All material below is to be reproduced exactly.

• _Dataset rows_
------------

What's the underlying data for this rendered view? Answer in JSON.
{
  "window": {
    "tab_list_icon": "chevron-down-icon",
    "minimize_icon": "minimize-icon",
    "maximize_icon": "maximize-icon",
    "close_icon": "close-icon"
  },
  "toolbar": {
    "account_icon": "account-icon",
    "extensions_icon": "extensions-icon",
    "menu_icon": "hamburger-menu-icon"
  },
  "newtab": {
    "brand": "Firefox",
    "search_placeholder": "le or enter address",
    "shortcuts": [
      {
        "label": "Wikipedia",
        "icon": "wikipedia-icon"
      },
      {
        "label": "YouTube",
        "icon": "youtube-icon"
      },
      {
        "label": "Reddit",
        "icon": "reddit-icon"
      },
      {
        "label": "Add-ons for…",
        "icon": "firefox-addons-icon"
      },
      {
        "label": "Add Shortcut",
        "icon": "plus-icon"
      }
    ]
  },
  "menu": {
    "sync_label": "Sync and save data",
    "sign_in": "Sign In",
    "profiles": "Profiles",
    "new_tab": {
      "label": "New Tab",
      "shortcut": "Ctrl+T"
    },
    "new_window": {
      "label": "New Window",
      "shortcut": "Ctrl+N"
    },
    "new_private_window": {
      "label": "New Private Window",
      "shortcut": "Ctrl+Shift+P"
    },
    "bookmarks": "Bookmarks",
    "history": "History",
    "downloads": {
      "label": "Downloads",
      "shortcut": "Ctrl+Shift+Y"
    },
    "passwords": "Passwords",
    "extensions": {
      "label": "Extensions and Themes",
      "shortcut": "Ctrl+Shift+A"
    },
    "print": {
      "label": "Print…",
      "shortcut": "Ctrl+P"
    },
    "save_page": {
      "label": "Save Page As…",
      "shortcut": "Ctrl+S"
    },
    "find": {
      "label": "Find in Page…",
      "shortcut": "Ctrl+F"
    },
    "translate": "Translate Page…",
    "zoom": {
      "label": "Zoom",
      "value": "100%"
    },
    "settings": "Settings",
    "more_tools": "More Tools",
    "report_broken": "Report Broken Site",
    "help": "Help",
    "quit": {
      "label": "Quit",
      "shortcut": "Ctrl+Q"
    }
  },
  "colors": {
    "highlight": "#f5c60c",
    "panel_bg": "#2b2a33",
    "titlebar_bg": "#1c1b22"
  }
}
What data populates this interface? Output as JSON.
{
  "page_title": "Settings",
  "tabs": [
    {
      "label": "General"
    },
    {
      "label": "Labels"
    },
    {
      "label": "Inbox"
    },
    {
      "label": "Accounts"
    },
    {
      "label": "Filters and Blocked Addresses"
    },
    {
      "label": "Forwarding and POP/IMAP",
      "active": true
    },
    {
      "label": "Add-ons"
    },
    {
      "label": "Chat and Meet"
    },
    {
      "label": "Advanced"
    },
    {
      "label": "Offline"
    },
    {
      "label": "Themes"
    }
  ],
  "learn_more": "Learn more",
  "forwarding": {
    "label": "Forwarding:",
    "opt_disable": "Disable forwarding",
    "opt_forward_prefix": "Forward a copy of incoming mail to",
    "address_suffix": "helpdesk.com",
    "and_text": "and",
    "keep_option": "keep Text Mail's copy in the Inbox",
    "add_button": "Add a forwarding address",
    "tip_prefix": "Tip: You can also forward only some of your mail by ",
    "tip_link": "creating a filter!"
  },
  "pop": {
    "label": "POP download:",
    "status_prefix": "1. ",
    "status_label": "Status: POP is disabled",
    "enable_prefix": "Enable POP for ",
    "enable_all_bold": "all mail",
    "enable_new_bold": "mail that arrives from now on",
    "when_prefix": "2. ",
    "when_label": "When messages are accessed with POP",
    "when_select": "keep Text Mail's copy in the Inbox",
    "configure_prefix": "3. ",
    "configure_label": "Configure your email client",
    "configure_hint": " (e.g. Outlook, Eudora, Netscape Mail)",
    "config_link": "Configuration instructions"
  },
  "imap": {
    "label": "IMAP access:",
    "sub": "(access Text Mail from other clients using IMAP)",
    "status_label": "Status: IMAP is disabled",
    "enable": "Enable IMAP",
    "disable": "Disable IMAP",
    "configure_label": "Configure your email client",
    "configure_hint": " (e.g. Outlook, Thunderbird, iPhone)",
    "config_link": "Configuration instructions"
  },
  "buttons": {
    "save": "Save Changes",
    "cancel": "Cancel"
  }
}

------------

• _Written answer_
What's the underlying data for this rendered view? Answer in JSON.
{
  "window": {
    "tab_list_icon": "chevron-down-icon",
    "minimize_icon": "minimize-icon",
    "maximize_icon": "maximize-icon",
    "close_icon": "close-icon"
  },
  "toolbar": {
    "account_icon": "account-icon",
    "extensions_icon": "extensions-icon",
    "menu_icon": "hamburger-menu-icon"
  },
  "newtab": {
    "brand": "Firefox",
    "search_placeholder": "le or enter address",
    "shortcuts": [
      {
        "label": "Wikipedia",
        "icon": "wikipedia-icon"
      },
      {
        "label": "YouTube",
        "icon": "youtube-icon"
      },
      {
        "label": "Reddit",
        "icon": "reddit-icon"
      },
      {
        "label": "Add-ons for…",
        "icon": "firefox-addons-icon"
      },
      {
        "label": "Add Shortcut",
        "icon": "plus-icon"
      }
    ]
  },
  "menu": {
    "sync_label": "Sync and save data",
    "sign_in": "Sign In",
    "profiles": "Profiles",
    "new_tab": {
      "label": "New Tab",
      "shortcut": "Ctrl+T"
    },
    "new_window": {
      "label": "New Window",
      "shortcut": "Ctrl+N"
    },
    "new_private_window": {
      "label": "New Private Window",
      "shortcut": "Ctrl+Shift+P"
    },
    "bookmarks": "Bookmarks",
    "history": "History",
    "downloads": {
      "label": "Downloads",
      "shortcut": "Ctrl+Shift+Y"
    },
    "passwords": "Passwords",
    "extensions": {
      "label": "Extensions and Themes",
      "shortcut": "Ctrl+Shift+A"
    },
    "print": {
      "label": "Print…",
      "shortcut": "Ctrl+P"
    },
    "save_page": {
      "label": "Save Page As…",
      "shortcut": "Ctrl+S"
    },
    "find": {
      "label": "Find in Page…",
      "shortcut": "Ctrl+F"
    },
    "translate": "Translate Page…",
    "zoom": {
      "label": "Zoom",
      "value": "100%"
    },
    "settings": "Settings",
    "more_tools": "More Tools",
    "report_broken": "Report Broken Site",
    "help": "Help",
    "quit": {
      "label": "Quit",
      "shortcut": "Ctrl+Q"
    }
  },
  "colors": {
    "highlight": "#f5c60c",
    "panel_bg": "#2b2a33",
    "titlebar_bg": "#1c1b22"
  }
}
What data populates this interface? Output as JSON.
{
  "page_title": "Settings",
  "tabs": [
    {
      "label": "General"
    },
    {
      "label": "Labels"
    },
    {
      "label": "Inbox"
    },
    {
      "label": "Accounts"
    },
    {
      "label": "Filters and Blocked Addresses"
    },
    {
      "label": "Forwarding and POP/IMAP",
      "active": true
    },
    {
      "label": "Add-ons"
    },
    {
      "label": "Chat and Meet"
    },
    {
      "label": "Advanced"
    },
    {
      "label": "Offline"
    },
    {
      "label": "Themes"
    }
  ],
  "learn_more": "Learn more",
  "forwarding": {
    "label": "Forwarding:",
    "opt_disable": "Disable forwarding",
    "opt_forward_prefix": "Forward a copy of incoming mail to",
    "address_suffix": "helpdesk.com",
    "and_text": "and",
    "keep_option": "keep Text Mail's copy in the Inbox",
    "add_button": "Add a forwarding address",
    "tip_prefix": "Tip: You can also forward only some of your mail by ",
    "tip_link": "creating a filter!"
  },
  "pop": {
    "label": "POP download:",
    "status_prefix": "1. ",
    "status_label": "Status: POP is disabled",
    "enable_prefix": "Enable POP for ",
    "enable_all_bold": "all mail",
    "enable_new_bold": "mail that arrives from now on",
    "when_prefix": "2. ",
    "when_label": "When messages are accessed with POP",
    "when_select": "keep Text Mail's copy in the Inbox",
    "configure_prefix": "3. ",
    "configure_label": "Configure your email client",
    "configure_hint": " (e.g. Outlook, Eudora, Netscape Mail)",
    "config_link": "Configuration instructions"
  },
  "imap": {
    "label": "IMAP access:",
    "sub": "(access Text Mail from other clients using IMAP)",
    "status_label": "Status: IMAP is disabled",
    "enable": "Enable IMAP",
    "disable": "Disable IMAP",
    "configure_label": "Configure your email client",
    "configure_hint": " (e.g. Outlook, Thunderbird, iPhone)",
    "config_link": "Configuration instructions"
  },
  "buttons": {
    "save": "Save Changes",
    "cancel": "Cancel"
  }
}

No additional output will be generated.